Using the data below, copy every line that contains the word "article".

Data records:
────────

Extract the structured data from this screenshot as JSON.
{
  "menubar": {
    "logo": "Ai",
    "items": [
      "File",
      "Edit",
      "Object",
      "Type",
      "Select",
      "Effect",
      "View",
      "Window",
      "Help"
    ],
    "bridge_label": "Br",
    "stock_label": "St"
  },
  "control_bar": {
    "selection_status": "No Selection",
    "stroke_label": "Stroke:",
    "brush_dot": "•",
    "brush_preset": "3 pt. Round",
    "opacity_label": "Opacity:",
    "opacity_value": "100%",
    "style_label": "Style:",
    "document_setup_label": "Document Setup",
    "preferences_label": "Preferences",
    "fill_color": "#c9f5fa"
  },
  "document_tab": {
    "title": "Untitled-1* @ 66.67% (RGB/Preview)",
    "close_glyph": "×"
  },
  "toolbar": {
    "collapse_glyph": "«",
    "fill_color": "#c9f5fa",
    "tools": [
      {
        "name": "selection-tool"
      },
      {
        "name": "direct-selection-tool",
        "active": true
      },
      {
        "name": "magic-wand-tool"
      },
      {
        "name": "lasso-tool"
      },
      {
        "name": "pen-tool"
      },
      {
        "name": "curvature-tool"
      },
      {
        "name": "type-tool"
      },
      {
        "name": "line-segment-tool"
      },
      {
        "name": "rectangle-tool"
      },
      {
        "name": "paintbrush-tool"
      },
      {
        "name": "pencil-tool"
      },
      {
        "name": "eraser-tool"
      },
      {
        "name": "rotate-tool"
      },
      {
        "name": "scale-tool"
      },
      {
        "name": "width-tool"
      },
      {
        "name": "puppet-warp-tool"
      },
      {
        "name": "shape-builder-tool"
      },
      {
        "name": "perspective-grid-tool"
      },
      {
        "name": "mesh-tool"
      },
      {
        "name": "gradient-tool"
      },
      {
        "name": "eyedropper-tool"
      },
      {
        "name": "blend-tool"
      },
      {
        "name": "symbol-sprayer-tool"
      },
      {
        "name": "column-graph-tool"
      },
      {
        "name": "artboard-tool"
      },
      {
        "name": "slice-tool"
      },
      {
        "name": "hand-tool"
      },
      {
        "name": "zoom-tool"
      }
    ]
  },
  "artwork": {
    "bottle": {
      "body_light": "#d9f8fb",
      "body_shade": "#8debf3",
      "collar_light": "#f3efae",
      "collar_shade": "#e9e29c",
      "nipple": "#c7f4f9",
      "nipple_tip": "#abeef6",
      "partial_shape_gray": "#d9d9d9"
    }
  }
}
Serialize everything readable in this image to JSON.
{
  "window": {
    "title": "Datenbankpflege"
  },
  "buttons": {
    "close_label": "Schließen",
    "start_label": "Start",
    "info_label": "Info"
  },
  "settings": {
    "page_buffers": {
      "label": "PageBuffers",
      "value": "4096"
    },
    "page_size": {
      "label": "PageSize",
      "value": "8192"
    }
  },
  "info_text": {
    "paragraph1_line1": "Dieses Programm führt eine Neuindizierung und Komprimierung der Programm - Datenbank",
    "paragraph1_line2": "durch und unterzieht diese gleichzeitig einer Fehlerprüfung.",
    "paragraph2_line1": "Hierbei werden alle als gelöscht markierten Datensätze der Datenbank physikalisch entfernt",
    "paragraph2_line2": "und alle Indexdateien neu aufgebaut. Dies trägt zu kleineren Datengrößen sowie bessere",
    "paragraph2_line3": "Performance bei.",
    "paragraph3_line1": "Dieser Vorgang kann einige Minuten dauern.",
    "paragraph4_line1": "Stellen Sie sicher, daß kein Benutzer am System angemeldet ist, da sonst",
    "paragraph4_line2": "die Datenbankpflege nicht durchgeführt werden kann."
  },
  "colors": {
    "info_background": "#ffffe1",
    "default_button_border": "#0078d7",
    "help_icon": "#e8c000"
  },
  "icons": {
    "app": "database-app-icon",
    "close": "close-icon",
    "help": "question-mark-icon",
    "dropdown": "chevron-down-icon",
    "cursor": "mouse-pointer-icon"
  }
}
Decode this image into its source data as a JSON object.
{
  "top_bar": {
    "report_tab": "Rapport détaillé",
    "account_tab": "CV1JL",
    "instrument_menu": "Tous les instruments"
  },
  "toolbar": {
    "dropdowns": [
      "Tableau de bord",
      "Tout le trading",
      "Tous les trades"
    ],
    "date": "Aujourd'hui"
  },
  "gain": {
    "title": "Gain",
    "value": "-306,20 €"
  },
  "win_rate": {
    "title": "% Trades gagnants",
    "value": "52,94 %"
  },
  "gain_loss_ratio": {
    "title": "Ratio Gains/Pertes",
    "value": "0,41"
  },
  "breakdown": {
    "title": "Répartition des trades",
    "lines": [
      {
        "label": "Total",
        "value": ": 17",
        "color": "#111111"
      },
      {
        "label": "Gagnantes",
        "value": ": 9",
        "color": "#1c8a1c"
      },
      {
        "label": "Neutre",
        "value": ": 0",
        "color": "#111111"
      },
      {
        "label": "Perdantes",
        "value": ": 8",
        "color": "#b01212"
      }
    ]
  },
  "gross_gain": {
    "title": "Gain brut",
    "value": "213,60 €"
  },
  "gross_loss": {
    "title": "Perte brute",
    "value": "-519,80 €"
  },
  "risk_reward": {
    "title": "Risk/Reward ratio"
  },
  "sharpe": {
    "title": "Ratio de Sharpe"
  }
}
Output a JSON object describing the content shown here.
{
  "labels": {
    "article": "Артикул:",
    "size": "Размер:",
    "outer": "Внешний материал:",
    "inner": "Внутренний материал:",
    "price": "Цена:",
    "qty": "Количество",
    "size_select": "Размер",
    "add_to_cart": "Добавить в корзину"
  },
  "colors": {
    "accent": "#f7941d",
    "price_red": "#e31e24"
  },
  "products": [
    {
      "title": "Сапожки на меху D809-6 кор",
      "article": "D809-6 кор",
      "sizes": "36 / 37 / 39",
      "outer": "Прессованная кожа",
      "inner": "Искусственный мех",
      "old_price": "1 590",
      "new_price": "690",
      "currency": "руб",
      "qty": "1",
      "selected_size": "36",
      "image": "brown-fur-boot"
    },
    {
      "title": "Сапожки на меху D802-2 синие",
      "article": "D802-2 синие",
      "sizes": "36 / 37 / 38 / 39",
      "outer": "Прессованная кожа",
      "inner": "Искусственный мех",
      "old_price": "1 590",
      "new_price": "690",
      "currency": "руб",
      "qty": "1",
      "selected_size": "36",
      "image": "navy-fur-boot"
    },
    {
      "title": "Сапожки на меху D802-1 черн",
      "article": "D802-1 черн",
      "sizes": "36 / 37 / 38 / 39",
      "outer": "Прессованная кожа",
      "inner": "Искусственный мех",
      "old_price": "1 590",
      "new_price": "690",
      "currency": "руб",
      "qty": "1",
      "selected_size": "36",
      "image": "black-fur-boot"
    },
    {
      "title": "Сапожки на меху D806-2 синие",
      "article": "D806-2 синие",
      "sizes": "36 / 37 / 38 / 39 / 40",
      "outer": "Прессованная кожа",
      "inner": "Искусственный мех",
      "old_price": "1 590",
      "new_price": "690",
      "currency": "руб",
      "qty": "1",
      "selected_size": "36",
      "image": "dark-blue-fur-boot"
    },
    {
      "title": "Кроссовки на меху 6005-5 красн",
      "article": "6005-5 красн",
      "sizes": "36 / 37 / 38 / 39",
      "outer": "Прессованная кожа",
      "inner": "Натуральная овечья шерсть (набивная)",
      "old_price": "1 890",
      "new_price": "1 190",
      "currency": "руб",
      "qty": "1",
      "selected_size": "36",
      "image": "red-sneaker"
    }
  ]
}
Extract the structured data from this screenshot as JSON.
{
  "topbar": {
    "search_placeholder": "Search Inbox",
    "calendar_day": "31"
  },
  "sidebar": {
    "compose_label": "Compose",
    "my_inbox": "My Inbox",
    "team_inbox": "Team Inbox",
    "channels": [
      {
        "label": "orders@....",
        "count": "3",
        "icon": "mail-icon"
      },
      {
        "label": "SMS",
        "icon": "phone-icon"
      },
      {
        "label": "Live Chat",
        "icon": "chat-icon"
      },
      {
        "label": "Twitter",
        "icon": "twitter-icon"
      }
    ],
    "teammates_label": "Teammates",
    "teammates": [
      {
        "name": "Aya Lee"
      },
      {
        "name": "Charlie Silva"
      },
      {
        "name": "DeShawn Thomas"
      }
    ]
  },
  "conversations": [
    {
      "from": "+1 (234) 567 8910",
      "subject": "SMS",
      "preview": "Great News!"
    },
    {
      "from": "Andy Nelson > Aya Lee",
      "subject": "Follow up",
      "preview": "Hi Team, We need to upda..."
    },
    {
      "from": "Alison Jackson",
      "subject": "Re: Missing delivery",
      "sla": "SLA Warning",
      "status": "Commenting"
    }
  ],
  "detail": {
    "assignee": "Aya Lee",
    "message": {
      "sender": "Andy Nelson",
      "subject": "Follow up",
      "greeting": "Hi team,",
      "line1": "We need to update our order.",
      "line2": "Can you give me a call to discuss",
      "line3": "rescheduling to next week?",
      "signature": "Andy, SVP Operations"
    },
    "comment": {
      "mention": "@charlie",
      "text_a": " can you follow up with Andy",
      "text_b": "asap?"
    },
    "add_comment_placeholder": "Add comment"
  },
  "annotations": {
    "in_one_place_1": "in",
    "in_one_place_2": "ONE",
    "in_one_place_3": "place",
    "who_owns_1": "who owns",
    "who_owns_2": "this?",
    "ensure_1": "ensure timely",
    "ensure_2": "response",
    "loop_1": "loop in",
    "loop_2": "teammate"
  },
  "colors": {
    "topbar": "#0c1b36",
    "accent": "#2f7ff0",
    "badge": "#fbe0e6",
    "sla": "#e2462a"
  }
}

────────

### ANSWER FOR THE TASK
    "article": "Артикул:",
      "article": "D809-6 кор",
      "article": "D802-2 синие",
      "article": "D802-1 черн",
      "article": "D806-2 синие",
      "article": "6005-5 красн",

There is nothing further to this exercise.